§ **Material provided**:
┄┄┄┄┄┄┄┄┄┄

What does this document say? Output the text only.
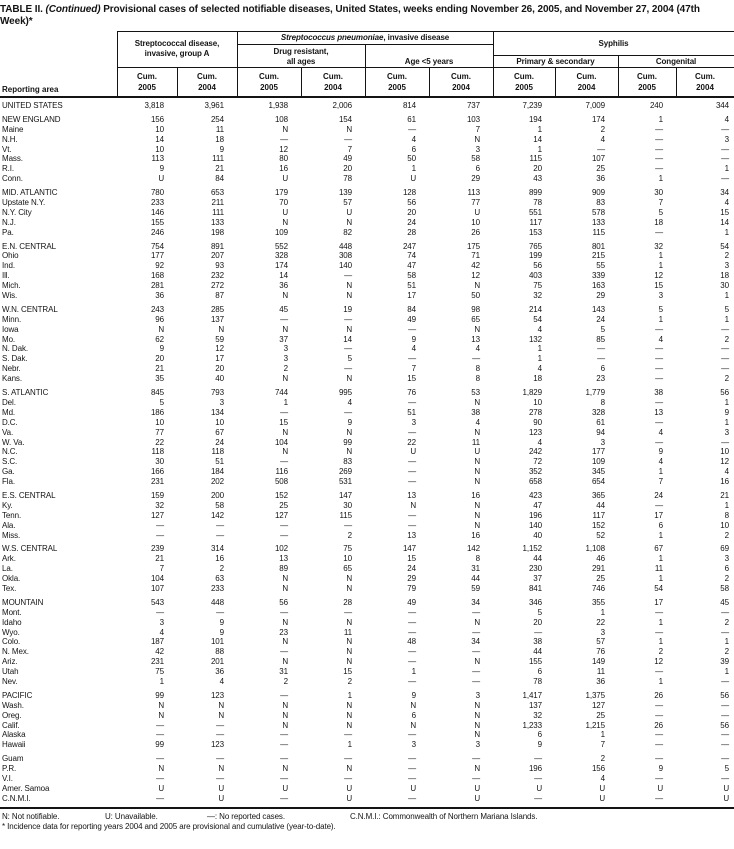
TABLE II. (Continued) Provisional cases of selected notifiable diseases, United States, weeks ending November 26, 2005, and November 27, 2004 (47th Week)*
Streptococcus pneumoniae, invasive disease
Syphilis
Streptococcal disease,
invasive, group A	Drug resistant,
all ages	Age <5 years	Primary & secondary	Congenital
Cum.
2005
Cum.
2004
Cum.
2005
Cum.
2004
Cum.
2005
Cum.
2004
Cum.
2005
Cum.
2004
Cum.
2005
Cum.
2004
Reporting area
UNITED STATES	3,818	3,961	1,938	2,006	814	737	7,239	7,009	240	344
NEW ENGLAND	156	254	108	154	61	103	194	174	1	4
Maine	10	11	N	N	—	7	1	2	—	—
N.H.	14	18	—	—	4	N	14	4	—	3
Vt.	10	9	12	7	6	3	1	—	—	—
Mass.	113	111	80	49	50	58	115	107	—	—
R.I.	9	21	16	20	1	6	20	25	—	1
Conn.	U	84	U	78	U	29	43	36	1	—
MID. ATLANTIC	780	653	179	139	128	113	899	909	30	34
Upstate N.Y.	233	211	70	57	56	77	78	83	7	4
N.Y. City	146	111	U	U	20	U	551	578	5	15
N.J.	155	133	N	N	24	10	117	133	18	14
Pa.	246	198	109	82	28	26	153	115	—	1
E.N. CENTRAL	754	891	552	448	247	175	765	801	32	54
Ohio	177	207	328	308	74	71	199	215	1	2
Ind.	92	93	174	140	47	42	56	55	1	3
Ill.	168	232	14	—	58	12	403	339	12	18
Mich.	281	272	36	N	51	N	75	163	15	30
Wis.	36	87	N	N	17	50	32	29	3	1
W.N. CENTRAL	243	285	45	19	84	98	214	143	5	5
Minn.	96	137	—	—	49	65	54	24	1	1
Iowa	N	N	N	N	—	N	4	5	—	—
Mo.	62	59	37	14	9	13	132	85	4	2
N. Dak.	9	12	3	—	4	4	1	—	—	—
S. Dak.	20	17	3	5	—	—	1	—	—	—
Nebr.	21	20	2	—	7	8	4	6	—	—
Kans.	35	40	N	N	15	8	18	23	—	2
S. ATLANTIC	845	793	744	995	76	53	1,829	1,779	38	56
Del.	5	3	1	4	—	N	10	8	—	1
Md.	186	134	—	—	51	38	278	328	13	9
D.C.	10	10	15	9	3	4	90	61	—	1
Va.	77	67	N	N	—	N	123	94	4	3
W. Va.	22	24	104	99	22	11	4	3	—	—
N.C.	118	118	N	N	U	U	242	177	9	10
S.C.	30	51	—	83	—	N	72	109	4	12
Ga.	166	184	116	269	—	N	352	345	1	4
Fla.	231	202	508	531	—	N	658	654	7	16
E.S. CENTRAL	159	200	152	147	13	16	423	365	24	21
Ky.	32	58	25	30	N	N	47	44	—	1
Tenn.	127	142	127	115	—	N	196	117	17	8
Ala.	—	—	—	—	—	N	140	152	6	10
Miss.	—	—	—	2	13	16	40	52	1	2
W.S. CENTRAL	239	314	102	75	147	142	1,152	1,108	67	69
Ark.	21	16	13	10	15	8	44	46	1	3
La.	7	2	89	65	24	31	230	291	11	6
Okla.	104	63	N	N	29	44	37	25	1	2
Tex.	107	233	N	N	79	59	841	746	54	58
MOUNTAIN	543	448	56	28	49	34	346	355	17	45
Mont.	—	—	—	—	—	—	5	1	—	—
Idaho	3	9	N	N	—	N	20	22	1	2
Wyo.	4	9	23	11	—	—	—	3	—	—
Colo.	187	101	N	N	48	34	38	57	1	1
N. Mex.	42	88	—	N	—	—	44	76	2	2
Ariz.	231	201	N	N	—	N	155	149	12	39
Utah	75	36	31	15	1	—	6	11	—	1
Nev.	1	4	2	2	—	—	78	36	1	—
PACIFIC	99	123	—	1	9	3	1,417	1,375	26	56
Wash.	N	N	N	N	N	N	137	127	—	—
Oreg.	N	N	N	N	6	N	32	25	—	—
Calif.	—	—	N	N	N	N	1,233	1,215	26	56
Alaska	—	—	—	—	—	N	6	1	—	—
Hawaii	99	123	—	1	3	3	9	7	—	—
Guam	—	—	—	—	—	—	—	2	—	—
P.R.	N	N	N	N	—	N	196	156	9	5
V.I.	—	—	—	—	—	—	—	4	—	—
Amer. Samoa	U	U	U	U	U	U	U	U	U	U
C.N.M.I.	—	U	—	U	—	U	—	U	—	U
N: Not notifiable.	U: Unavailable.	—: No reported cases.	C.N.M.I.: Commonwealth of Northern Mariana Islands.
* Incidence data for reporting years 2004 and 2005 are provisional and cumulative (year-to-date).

┄┄┄┄┄┄┄┄┄┄

§ **Aim**:
Copy out each line of the data containing the string "cases".

§ **Result of the task**:
TABLE II. (Continued) Provisional cases of selected notifiable diseases, United States, weeks ending November 26, 2005, and November 27, 2004 (47th Week)*
N: Not notifiable.	U: Unavailable.	—: No reported cases.	C.N.M.I.: Commonwealth of Northern Mariana Islands.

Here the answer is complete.